* **WORK INSTRUCTIONS**: Search the data below for the word "参与人员" and copy each line that holds it.

Stored entries:
════════════════

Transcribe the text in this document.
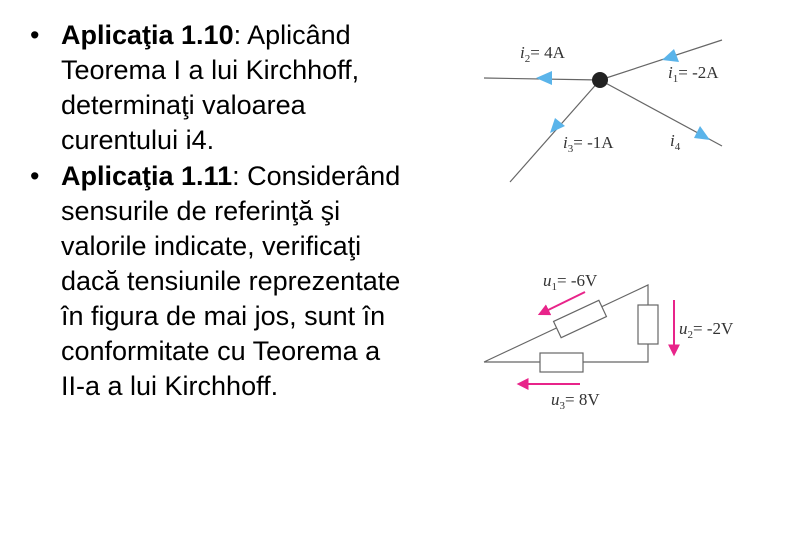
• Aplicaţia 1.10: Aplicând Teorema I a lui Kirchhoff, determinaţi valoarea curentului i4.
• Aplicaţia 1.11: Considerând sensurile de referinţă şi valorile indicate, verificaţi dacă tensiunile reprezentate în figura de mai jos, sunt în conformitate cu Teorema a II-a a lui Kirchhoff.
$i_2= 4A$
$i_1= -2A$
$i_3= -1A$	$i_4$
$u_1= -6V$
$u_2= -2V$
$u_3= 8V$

════════════════

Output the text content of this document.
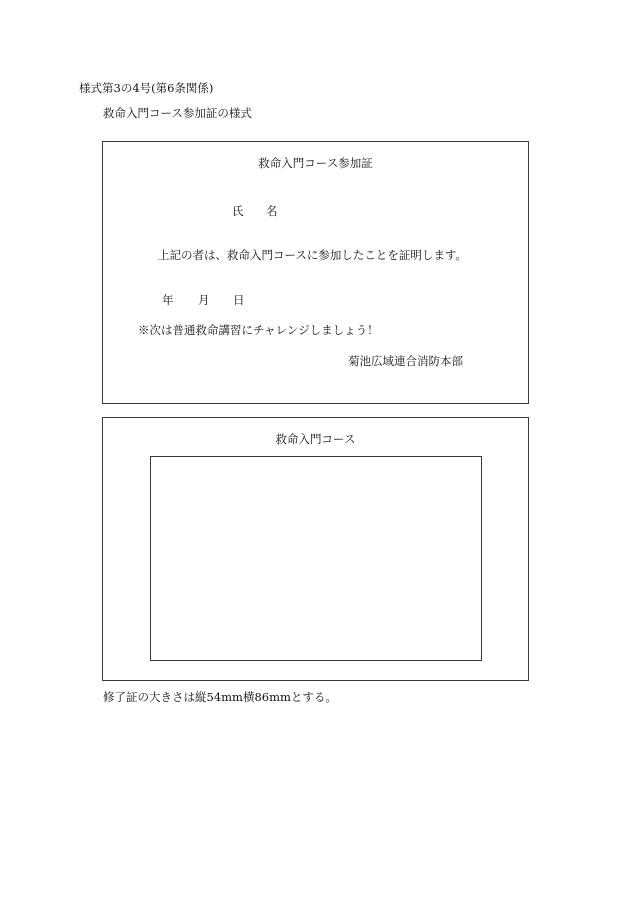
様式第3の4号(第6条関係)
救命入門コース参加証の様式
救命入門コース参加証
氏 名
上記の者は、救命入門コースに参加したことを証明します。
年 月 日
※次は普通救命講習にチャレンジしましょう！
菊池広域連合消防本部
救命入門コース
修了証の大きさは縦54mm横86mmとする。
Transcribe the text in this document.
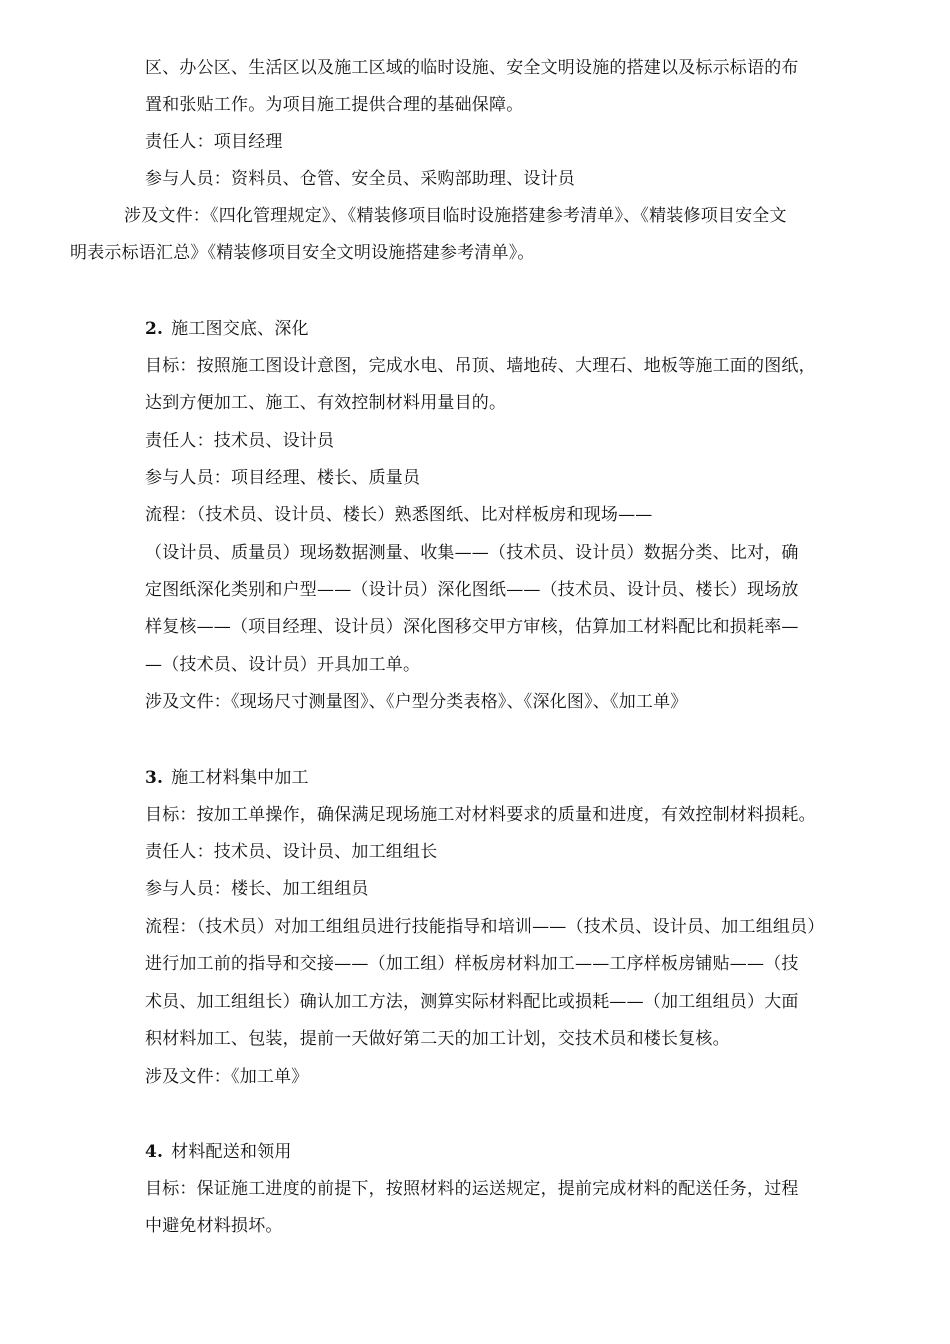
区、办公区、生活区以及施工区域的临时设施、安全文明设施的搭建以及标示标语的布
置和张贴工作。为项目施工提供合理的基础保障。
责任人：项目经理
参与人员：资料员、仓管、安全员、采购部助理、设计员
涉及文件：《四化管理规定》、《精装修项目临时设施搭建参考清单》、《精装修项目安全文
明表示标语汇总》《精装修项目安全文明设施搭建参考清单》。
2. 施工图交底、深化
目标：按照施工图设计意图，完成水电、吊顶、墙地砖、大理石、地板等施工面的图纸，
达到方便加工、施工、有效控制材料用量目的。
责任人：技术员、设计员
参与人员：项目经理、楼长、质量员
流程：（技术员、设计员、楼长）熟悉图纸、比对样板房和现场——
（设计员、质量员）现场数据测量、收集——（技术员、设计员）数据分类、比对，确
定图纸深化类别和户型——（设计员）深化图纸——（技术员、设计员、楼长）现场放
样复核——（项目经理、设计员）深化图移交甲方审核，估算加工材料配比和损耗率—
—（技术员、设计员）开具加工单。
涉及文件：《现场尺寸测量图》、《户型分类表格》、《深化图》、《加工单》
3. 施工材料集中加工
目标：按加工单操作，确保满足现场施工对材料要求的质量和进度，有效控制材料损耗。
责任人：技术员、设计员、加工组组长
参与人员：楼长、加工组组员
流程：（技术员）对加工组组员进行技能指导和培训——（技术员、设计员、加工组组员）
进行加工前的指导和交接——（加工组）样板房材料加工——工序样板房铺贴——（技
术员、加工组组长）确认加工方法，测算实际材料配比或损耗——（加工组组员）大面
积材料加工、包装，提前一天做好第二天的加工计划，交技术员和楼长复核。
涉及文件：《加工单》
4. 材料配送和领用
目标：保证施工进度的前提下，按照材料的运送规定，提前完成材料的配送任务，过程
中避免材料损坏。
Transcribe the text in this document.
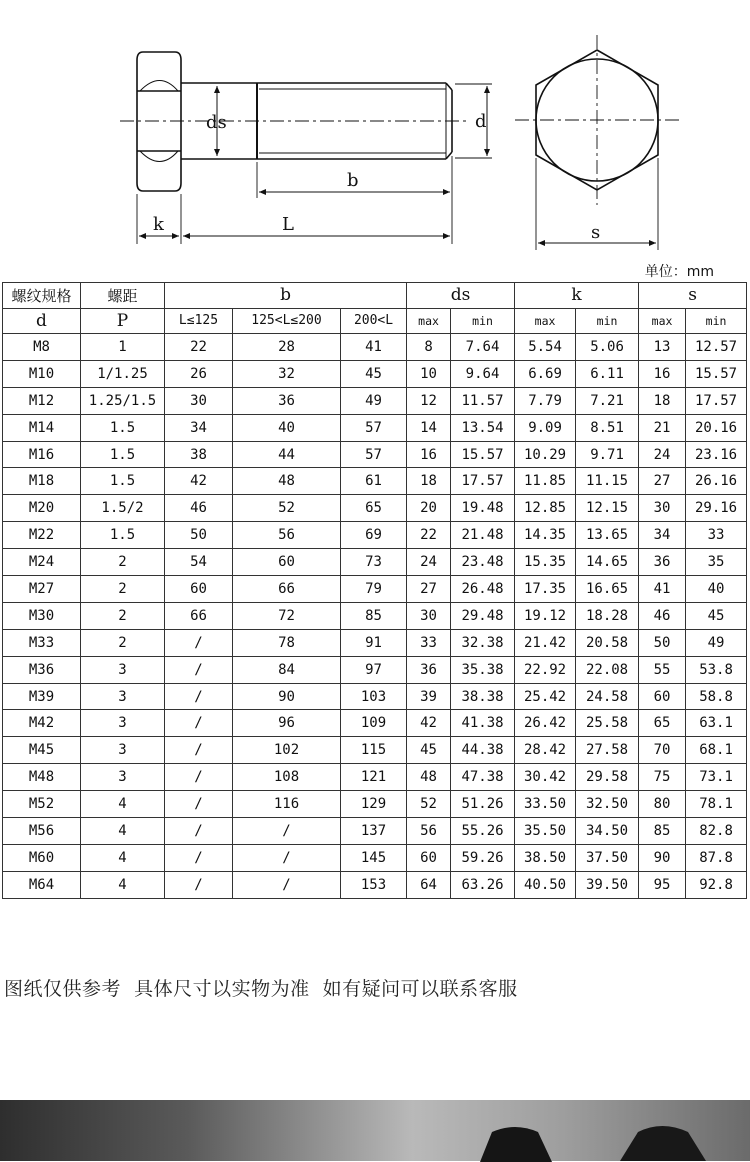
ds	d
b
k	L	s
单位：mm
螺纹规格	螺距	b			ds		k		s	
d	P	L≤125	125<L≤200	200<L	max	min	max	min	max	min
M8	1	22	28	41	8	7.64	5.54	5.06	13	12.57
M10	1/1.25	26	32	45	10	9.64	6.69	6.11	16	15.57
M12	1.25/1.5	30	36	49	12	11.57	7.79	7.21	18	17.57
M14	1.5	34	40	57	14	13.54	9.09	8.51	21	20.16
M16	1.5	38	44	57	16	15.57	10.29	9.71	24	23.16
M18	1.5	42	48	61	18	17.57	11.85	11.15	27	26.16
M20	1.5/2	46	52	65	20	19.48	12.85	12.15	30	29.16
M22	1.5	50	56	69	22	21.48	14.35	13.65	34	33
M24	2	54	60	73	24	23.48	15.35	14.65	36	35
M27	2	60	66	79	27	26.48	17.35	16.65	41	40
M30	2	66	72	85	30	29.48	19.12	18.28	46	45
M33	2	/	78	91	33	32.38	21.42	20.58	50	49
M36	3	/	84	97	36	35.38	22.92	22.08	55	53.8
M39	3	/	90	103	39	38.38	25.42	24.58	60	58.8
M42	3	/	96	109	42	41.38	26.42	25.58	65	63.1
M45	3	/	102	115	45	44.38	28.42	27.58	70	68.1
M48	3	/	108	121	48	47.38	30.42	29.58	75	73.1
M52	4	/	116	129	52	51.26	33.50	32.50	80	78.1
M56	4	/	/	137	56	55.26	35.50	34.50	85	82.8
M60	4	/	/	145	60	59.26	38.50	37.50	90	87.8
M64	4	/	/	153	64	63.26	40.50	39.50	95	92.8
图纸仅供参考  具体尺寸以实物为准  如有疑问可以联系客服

════════════════

* **RESPONSE**:
参与人员：资料员、仓管、安全员、采购部助理、设计员
参与人员：项目经理、楼长、质量员
参与人员：楼长、加工组组员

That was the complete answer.